— Document passage —
⁂

Try to avoid sending too much data the same frame you're gonna use it, but a few MB shouldn't be a problem.
Ofcourse there's a lot more too it and it depends on exactly how you use it.
Similar to memcpy, except maybe doubled due to driver overheads.
DDR2 RAM is ~3GB/s.
DDR3 RAM is ~6GB/s.
PCIe 8x bus is ~2GB/s.
PCIe 16x bus is ~4GB/s.
Thank you guys, it's a positive answer which I wished, but...


Why does this documentation say something that looks contrary: http://www.opengl.org/wiki/Performance#CPU_and_Bus_limits

Bus bandwidth: There is a finite limit to the rate at which data can be sent from the CPU to the graphics card. If you require too much data to describe what you have to draw - then you may be unable to keep the graphics card busy simply because you can't get it the data it needs.[/quote]
That information is correct -- if you saturate the bus, you'll cause stalling.
With a PCI 16x bus at 60 FPS, that's a theoretical maximum of ~68MB per frame total.

⁂

— Material provided —
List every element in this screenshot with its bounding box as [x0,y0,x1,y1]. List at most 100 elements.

⁂

— Given request —
Reproduce the whole passage on CPU-to-graphics-card bus bandwidth from above, character for character and with nothing changed.

— Answer to the exercise —
Try to avoid sending too much data the same frame you're gonna use it, but a few MB shouldn't be a problem.
Ofcourse there's a lot more too it and it depends on exactly how you use it.
Similar to memcpy, except maybe doubled due to driver overheads.
DDR2 RAM is ~3GB/s.
DDR3 RAM is ~6GB/s.
PCIe 8x bus is ~2GB/s.
PCIe 16x bus is ~4GB/s.
Thank you guys, it's a positive answer which I wished, but...


Why does this documentation say something that looks contrary: http://www.opengl.org/wiki/Performance#CPU_and_Bus_limits

Bus bandwidth: There is a finite limit to the rate at which data can be sent from the CPU to the graphics card. If you require too much data to describe what you have to draw - then you may be unable to keep the graphics card busy simply because you can't get it the data it needs.[/quote]
That information is correct -- if you saturate the bus, you'll cause stalling.
With a PCI 16x bus at 60 FPS, that's a theoretical maximum of ~68MB per frame total.